Structured figure records:
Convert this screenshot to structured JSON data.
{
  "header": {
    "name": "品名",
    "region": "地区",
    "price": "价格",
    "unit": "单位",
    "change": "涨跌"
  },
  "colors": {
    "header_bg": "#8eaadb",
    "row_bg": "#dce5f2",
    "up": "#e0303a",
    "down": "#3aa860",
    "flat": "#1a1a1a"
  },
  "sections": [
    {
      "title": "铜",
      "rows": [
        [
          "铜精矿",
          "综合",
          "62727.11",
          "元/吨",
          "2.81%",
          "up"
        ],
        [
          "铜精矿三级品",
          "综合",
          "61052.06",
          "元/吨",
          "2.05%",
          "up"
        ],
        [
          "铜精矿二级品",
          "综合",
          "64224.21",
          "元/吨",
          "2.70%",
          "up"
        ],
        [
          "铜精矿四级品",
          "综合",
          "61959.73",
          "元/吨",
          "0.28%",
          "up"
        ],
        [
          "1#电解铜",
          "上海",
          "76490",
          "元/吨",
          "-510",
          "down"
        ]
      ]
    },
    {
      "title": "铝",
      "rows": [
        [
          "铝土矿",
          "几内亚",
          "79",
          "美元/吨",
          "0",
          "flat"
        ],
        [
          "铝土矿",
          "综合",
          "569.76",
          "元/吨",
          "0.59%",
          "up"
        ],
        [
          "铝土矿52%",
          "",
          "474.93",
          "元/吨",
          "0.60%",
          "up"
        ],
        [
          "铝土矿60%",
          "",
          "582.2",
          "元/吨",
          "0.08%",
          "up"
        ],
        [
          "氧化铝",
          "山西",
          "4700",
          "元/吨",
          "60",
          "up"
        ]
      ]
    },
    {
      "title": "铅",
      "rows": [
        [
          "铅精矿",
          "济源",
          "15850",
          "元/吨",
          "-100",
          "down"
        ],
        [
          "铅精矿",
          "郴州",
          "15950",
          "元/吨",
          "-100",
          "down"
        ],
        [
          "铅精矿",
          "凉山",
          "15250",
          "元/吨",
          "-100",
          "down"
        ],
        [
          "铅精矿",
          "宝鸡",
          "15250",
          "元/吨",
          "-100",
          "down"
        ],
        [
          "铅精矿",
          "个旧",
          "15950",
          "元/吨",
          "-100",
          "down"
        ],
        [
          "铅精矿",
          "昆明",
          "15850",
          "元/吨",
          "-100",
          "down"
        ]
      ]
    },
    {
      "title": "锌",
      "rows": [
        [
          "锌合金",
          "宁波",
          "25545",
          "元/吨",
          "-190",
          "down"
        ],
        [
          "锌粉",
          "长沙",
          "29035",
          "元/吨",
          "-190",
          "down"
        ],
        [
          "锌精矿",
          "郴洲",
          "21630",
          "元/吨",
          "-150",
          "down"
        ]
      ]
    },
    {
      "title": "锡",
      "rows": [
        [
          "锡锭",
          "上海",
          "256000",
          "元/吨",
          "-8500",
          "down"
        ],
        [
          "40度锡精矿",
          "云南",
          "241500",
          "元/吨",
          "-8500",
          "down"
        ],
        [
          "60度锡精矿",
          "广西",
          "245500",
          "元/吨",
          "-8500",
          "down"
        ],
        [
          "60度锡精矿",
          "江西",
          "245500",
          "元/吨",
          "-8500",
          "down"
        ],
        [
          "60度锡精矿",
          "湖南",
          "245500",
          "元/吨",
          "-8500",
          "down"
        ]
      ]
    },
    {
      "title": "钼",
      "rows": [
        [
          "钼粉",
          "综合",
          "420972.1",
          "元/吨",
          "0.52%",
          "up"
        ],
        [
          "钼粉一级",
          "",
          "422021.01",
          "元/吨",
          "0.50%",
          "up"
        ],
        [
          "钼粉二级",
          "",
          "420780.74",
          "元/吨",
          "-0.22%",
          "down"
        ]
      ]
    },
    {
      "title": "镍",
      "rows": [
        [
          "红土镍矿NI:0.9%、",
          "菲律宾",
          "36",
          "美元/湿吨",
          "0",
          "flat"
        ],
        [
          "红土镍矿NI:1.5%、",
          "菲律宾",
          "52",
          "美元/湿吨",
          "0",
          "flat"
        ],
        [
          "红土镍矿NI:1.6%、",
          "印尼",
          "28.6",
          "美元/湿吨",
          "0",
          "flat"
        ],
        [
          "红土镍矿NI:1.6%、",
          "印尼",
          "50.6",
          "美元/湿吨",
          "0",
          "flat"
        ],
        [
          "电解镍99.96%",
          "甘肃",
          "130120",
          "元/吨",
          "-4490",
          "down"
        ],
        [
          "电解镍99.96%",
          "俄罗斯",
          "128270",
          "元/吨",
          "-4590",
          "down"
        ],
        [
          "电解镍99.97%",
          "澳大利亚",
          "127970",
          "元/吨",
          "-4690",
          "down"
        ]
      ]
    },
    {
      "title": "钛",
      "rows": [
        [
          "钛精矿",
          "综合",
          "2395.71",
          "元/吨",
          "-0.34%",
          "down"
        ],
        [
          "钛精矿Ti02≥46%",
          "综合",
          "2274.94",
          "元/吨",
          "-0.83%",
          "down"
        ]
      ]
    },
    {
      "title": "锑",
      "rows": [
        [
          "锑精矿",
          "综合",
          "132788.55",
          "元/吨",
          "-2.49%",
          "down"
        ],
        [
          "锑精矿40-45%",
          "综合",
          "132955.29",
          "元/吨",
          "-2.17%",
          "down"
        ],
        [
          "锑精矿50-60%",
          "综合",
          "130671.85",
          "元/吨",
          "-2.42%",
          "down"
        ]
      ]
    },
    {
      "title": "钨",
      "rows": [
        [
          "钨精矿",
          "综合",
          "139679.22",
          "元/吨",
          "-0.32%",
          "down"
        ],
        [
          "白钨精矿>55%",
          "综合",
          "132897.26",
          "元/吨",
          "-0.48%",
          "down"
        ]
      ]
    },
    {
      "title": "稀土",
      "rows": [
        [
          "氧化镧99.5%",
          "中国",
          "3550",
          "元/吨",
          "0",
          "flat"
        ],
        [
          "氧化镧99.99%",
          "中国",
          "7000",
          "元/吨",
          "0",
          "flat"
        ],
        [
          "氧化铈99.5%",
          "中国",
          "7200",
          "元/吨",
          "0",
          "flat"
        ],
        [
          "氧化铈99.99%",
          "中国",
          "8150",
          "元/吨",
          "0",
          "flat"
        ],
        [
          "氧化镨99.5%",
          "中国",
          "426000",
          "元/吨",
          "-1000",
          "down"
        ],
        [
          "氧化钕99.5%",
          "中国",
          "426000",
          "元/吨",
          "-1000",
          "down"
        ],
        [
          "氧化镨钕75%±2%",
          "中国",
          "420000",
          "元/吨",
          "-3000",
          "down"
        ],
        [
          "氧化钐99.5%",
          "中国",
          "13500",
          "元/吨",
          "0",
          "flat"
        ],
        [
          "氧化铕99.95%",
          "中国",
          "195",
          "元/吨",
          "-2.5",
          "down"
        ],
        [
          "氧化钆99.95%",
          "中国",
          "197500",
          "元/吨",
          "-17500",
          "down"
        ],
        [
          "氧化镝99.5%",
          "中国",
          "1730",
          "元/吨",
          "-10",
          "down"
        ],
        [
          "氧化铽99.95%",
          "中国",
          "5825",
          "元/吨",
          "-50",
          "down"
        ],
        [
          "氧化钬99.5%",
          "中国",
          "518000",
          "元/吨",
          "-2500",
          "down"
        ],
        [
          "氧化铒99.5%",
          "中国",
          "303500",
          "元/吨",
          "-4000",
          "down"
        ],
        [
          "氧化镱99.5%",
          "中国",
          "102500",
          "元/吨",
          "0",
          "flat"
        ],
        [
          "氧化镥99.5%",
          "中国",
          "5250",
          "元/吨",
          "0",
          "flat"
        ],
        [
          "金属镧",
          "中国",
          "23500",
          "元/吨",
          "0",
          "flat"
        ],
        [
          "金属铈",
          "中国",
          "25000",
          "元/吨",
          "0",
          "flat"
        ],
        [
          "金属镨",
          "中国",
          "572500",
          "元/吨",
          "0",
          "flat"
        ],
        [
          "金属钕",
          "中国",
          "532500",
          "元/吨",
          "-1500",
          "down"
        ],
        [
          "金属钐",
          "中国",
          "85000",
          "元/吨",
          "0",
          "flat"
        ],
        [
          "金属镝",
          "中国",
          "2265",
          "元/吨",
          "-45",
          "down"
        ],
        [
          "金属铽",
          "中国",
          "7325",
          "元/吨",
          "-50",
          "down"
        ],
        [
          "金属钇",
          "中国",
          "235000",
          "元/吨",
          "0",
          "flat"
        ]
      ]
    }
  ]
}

Given exercise: Tally the lines in the entries above that hold the word "红土镍矿NI". Reply with nothing but that count.

Task response: 4